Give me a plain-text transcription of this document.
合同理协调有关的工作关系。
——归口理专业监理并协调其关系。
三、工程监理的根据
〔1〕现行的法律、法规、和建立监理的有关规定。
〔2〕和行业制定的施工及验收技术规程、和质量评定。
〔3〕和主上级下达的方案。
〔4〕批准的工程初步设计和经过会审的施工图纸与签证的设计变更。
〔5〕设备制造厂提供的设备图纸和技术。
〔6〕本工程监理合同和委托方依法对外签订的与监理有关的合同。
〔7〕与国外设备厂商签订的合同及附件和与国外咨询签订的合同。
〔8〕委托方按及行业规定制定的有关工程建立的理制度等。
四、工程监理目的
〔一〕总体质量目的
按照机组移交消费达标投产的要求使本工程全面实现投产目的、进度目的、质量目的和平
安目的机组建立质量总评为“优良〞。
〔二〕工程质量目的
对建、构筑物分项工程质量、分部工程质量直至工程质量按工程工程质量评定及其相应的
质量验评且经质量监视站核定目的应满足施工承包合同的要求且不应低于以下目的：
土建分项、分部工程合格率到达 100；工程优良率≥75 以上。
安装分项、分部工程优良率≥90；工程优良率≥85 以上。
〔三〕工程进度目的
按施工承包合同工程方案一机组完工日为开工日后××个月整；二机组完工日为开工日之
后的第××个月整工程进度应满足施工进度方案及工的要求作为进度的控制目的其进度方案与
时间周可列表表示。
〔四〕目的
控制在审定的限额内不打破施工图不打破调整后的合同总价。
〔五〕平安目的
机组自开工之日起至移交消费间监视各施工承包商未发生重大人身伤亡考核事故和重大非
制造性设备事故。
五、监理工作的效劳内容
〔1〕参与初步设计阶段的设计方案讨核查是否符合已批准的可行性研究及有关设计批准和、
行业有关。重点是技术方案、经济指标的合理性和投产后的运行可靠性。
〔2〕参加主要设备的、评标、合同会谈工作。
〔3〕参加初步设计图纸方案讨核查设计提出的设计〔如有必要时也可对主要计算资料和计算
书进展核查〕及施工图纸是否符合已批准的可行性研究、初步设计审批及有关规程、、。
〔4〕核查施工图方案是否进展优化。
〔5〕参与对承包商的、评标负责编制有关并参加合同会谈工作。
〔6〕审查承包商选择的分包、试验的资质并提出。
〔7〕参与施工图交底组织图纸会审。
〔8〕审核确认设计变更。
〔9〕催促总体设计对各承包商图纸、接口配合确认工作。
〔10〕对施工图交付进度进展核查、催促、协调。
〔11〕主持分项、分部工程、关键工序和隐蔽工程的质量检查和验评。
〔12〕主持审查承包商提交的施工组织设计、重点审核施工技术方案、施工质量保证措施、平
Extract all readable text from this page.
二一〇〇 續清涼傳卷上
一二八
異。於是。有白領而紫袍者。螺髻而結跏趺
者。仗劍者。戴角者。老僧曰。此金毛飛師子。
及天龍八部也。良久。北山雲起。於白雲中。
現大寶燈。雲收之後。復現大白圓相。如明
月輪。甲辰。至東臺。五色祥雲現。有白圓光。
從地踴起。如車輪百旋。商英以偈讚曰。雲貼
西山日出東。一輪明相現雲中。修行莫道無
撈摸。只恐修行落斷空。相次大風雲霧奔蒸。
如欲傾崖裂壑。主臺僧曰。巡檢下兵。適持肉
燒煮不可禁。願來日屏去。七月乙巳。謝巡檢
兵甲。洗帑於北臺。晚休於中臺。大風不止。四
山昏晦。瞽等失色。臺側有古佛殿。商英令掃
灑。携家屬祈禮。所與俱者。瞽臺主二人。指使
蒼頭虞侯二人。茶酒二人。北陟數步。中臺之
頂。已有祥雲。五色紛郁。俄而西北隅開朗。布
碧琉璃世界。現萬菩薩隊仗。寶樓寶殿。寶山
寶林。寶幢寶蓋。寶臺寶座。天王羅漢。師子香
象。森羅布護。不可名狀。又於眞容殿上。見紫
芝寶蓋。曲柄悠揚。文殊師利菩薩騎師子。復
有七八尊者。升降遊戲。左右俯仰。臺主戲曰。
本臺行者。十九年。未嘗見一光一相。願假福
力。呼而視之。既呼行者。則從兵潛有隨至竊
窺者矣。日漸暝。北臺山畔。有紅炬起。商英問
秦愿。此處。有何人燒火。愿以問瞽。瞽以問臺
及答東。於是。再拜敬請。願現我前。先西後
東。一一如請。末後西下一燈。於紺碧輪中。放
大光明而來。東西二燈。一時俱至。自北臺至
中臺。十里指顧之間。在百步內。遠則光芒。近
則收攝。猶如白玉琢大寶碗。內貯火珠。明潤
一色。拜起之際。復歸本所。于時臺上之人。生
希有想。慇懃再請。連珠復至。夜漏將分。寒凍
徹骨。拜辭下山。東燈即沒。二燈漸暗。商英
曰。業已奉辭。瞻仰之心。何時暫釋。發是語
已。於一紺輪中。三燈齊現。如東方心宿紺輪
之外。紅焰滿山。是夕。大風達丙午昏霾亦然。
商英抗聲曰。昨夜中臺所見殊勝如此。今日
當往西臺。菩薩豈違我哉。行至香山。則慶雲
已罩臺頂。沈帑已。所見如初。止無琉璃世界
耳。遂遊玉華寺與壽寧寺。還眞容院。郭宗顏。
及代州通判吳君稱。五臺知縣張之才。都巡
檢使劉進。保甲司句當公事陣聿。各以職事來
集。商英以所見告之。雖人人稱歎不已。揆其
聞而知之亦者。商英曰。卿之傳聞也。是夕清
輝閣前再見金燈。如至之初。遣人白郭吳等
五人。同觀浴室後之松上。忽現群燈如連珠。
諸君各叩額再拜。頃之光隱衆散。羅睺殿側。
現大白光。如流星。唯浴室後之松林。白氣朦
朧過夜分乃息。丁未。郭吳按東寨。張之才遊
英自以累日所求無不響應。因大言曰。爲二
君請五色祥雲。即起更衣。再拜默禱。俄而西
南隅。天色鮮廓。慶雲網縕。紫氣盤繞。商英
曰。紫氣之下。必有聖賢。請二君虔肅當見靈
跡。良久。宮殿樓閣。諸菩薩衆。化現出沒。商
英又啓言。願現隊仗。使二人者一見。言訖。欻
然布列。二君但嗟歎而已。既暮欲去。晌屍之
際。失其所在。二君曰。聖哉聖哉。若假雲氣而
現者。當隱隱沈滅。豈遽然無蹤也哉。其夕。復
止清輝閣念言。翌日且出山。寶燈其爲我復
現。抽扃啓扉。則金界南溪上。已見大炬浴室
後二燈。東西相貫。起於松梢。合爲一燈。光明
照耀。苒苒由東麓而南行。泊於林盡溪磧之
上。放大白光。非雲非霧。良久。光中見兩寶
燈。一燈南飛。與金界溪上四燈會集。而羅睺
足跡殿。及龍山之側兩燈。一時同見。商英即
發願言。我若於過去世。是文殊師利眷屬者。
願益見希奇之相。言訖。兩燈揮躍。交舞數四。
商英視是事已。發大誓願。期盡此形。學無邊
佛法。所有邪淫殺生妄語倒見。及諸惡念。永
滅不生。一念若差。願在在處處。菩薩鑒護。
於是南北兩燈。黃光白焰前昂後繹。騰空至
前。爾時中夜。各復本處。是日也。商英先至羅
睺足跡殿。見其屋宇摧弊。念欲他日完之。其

→ Instructions for the task: Provide an exact reproduction of all the entries shown above.

→ Correct output:
Give me a plain-text transcription of this document.
合同理协调有关的工作关系。
——归口理专业监理并协调其关系。
三、工程监理的根据
〔1〕现行的法律、法规、和建立监理的有关规定。
〔2〕和行业制定的施工及验收技术规程、和质量评定。
〔3〕和主上级下达的方案。
〔4〕批准的工程初步设计和经过会审的施工图纸与签证的设计变更。
〔5〕设备制造厂提供的设备图纸和技术。
〔6〕本工程监理合同和委托方依法对外签订的与监理有关的合同。
〔7〕与国外设备厂商签订的合同及附件和与国外咨询签订的合同。
〔8〕委托方按及行业规定制定的有关工程建立的理制度等。
四、工程监理目的
〔一〕总体质量目的
按照机组移交消费达标投产的要求使本工程全面实现投产目的、进度目的、质量目的和平
安目的机组建立质量总评为“优良〞。
〔二〕工程质量目的
对建、构筑物分项工程质量、分部工程质量直至工程质量按工程工程质量评定及其相应的
质量验评且经质量监视站核定目的应满足施工承包合同的要求且不应低于以下目的：
土建分项、分部工程合格率到达 100；工程优良率≥75 以上。
安装分项、分部工程优良率≥90；工程优良率≥85 以上。
〔三〕工程进度目的
按施工承包合同工程方案一机组完工日为开工日后××个月整；二机组完工日为开工日之
后的第××个月整工程进度应满足施工进度方案及工的要求作为进度的控制目的其进度方案与
时间周可列表表示。
〔四〕目的
控制在审定的限额内不打破施工图不打破调整后的合同总价。
〔五〕平安目的
机组自开工之日起至移交消费间监视各施工承包商未发生重大人身伤亡考核事故和重大非
制造性设备事故。
五、监理工作的效劳内容
〔1〕参与初步设计阶段的设计方案讨核查是否符合已批准的可行性研究及有关设计批准和、
行业有关。重点是技术方案、经济指标的合理性和投产后的运行可靠性。
〔2〕参加主要设备的、评标、合同会谈工作。
〔3〕参加初步设计图纸方案讨核查设计提出的设计〔如有必要时也可对主要计算资料和计算
书进展核查〕及施工图纸是否符合已批准的可行性研究、初步设计审批及有关规程、、。
〔4〕核查施工图方案是否进展优化。
〔5〕参与对承包商的、评标负责编制有关并参加合同会谈工作。
〔6〕审查承包商选择的分包、试验的资质并提出。
〔7〕参与施工图交底组织图纸会审。
〔8〕审核确认设计变更。
〔9〕催促总体设计对各承包商图纸、接口配合确认工作。
〔10〕对施工图交付进度进展核查、催促、协调。
〔11〕主持分项、分部工程、关键工序和隐蔽工程的质量检查和验评。
〔12〕主持审查承包商提交的施工组织设计、重点审核施工技术方案、施工质量保证措施、平
Extract all readable text from this page.
二一〇〇 續清涼傳卷上
一二八
異。於是。有白領而紫袍者。螺髻而結跏趺
者。仗劍者。戴角者。老僧曰。此金毛飛師子。
及天龍八部也。良久。北山雲起。於白雲中。
現大寶燈。雲收之後。復現大白圓相。如明
月輪。甲辰。至東臺。五色祥雲現。有白圓光。
從地踴起。如車輪百旋。商英以偈讚曰。雲貼
西山日出東。一輪明相現雲中。修行莫道無
撈摸。只恐修行落斷空。相次大風雲霧奔蒸。
如欲傾崖裂壑。主臺僧曰。巡檢下兵。適持肉
燒煮不可禁。願來日屏去。七月乙巳。謝巡檢
兵甲。洗帑於北臺。晚休於中臺。大風不止。四
山昏晦。瞽等失色。臺側有古佛殿。商英令掃
灑。携家屬祈禮。所與俱者。瞽臺主二人。指使
蒼頭虞侯二人。茶酒二人。北陟數步。中臺之
頂。已有祥雲。五色紛郁。俄而西北隅開朗。布
碧琉璃世界。現萬菩薩隊仗。寶樓寶殿。寶山
寶林。寶幢寶蓋。寶臺寶座。天王羅漢。師子香
象。森羅布護。不可名狀。又於眞容殿上。見紫
芝寶蓋。曲柄悠揚。文殊師利菩薩騎師子。復
有七八尊者。升降遊戲。左右俯仰。臺主戲曰。
本臺行者。十九年。未嘗見一光一相。願假福
力。呼而視之。既呼行者。則從兵潛有隨至竊
窺者矣。日漸暝。北臺山畔。有紅炬起。商英問
秦愿。此處。有何人燒火。愿以問瞽。瞽以問臺
及答東。於是。再拜敬請。願現我前。先西後
東。一一如請。末後西下一燈。於紺碧輪中。放
大光明而來。東西二燈。一時俱至。自北臺至
中臺。十里指顧之間。在百步內。遠則光芒。近
則收攝。猶如白玉琢大寶碗。內貯火珠。明潤
一色。拜起之際。復歸本所。于時臺上之人。生
希有想。慇懃再請。連珠復至。夜漏將分。寒凍
徹骨。拜辭下山。東燈即沒。二燈漸暗。商英
曰。業已奉辭。瞻仰之心。何時暫釋。發是語
已。於一紺輪中。三燈齊現。如東方心宿紺輪
之外。紅焰滿山。是夕。大風達丙午昏霾亦然。
商英抗聲曰。昨夜中臺所見殊勝如此。今日
當往西臺。菩薩豈違我哉。行至香山。則慶雲
已罩臺頂。沈帑已。所見如初。止無琉璃世界
耳。遂遊玉華寺與壽寧寺。還眞容院。郭宗顏。
及代州通判吳君稱。五臺知縣張之才。都巡
檢使劉進。保甲司句當公事陣聿。各以職事來
集。商英以所見告之。雖人人稱歎不已。揆其
聞而知之亦者。商英曰。卿之傳聞也。是夕清
輝閣前再見金燈。如至之初。遣人白郭吳等
五人。同觀浴室後之松上。忽現群燈如連珠。
諸君各叩額再拜。頃之光隱衆散。羅睺殿側。
現大白光。如流星。唯浴室後之松林。白氣朦
朧過夜分乃息。丁未。郭吳按東寨。張之才遊
英自以累日所求無不響應。因大言曰。爲二
君請五色祥雲。即起更衣。再拜默禱。俄而西
南隅。天色鮮廓。慶雲網縕。紫氣盤繞。商英
曰。紫氣之下。必有聖賢。請二君虔肅當見靈
跡。良久。宮殿樓閣。諸菩薩衆。化現出沒。商
英又啓言。願現隊仗。使二人者一見。言訖。欻
然布列。二君但嗟歎而已。既暮欲去。晌屍之
際。失其所在。二君曰。聖哉聖哉。若假雲氣而
現者。當隱隱沈滅。豈遽然無蹤也哉。其夕。復
止清輝閣念言。翌日且出山。寶燈其爲我復
現。抽扃啓扉。則金界南溪上。已見大炬浴室
後二燈。東西相貫。起於松梢。合爲一燈。光明
照耀。苒苒由東麓而南行。泊於林盡溪磧之
上。放大白光。非雲非霧。良久。光中見兩寶
燈。一燈南飛。與金界溪上四燈會集。而羅睺
足跡殿。及龍山之側兩燈。一時同見。商英即
發願言。我若於過去世。是文殊師利眷屬者。
願益見希奇之相。言訖。兩燈揮躍。交舞數四。
商英視是事已。發大誓願。期盡此形。學無邊
佛法。所有邪淫殺生妄語倒見。及諸惡念。永
滅不生。一念若差。願在在處處。菩薩鑒護。
於是南北兩燈。黃光白焰前昂後繹。騰空至
前。爾時中夜。各復本處。是日也。商英先至羅
睺足跡殿。見其屋宇摧弊。念欲他日完之。其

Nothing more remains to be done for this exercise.